[EXERCISE]
Work through the data below line by line and say how many lines hold "name"; give only the number.

[EXERCISE MATERIAL]
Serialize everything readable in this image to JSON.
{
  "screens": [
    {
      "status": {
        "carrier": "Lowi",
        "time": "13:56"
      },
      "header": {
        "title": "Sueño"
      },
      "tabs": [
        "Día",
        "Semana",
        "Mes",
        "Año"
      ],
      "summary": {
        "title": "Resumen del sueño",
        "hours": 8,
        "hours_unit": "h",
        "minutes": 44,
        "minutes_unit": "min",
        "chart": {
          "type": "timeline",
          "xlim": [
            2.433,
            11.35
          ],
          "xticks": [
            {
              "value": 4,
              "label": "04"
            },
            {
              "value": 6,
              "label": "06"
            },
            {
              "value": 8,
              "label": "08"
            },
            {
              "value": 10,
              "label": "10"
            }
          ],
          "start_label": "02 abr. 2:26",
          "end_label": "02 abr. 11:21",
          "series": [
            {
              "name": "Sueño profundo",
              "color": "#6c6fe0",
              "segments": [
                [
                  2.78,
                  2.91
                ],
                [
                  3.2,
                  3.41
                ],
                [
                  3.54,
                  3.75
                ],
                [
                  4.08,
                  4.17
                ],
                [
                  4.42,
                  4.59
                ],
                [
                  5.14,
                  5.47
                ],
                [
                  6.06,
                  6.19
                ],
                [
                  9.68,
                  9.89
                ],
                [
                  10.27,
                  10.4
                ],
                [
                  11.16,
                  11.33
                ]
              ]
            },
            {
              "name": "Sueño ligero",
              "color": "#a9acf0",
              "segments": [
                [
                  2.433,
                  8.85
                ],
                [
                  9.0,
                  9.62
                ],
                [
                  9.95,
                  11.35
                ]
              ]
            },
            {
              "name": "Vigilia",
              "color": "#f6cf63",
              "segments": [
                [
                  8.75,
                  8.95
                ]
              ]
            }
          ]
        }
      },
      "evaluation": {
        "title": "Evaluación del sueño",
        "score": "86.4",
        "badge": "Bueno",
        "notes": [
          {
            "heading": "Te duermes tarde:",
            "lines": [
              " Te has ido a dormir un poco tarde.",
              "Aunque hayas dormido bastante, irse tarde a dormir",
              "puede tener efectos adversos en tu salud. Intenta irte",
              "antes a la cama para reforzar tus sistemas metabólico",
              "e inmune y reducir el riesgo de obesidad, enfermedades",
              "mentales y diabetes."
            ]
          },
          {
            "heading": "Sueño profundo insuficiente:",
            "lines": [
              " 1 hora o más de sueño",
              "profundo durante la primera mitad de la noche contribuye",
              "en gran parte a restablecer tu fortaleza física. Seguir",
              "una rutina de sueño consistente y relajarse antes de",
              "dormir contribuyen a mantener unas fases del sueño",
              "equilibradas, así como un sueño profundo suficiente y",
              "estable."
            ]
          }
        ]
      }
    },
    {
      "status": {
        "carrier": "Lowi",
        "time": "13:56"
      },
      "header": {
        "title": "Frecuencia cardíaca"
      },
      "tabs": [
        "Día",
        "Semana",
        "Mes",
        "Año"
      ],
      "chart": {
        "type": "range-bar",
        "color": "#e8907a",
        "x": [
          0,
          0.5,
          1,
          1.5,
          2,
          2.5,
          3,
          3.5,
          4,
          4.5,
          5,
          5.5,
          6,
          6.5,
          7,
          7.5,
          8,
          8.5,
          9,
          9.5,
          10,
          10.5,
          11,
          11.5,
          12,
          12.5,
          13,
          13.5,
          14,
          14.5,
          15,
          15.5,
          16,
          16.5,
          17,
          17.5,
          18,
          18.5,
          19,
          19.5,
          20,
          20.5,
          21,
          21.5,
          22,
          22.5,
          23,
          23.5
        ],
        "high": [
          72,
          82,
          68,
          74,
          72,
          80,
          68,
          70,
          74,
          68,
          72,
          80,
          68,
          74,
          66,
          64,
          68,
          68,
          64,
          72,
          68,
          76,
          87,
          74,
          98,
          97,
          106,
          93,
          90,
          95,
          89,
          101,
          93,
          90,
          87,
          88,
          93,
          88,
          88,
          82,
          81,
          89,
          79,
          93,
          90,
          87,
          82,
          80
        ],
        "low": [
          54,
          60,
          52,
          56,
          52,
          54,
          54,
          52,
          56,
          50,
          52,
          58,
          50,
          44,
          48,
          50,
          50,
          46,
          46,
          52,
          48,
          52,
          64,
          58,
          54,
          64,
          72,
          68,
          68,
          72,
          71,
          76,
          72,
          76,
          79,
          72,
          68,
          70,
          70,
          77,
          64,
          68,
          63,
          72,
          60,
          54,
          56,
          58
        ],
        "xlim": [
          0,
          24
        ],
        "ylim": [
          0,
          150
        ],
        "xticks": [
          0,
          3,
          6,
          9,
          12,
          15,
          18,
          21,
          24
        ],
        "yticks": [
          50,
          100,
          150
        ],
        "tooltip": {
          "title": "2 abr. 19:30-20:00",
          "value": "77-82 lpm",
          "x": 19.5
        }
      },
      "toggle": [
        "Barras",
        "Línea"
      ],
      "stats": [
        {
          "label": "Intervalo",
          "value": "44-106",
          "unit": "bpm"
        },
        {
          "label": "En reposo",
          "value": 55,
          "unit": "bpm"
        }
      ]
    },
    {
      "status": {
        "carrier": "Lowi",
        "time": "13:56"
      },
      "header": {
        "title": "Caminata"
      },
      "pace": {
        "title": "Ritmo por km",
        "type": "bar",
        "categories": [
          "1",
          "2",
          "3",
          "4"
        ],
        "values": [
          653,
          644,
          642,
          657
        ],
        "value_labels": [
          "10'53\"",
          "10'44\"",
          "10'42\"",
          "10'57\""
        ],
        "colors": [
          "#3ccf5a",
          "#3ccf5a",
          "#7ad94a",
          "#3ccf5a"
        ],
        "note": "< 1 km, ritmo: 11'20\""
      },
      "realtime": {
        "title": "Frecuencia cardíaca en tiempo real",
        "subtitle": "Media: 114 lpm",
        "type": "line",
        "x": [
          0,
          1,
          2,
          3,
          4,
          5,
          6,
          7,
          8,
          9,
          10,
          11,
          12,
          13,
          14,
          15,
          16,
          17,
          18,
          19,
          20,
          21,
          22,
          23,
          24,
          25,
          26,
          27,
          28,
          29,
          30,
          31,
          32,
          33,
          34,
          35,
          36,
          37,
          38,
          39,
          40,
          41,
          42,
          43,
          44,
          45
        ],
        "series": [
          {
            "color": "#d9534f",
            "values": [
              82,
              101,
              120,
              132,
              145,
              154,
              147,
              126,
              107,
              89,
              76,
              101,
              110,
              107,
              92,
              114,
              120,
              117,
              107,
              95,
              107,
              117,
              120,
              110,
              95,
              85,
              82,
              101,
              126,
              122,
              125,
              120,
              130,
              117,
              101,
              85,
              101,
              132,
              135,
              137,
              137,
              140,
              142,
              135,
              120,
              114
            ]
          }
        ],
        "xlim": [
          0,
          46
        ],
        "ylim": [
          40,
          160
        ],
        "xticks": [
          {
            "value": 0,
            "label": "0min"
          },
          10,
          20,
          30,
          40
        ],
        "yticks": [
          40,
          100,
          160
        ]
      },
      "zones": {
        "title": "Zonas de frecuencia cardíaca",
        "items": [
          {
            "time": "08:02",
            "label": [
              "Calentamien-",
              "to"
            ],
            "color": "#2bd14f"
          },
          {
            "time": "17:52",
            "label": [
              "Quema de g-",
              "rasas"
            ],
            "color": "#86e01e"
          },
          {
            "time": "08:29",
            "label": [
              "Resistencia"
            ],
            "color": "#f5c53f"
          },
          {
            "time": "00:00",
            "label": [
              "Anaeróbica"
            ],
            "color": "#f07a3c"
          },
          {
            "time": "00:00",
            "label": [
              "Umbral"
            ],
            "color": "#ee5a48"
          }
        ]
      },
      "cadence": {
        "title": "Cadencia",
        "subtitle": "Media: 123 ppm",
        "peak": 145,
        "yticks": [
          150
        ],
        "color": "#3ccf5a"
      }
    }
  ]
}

[RESULT OF THE EXERCISE]
3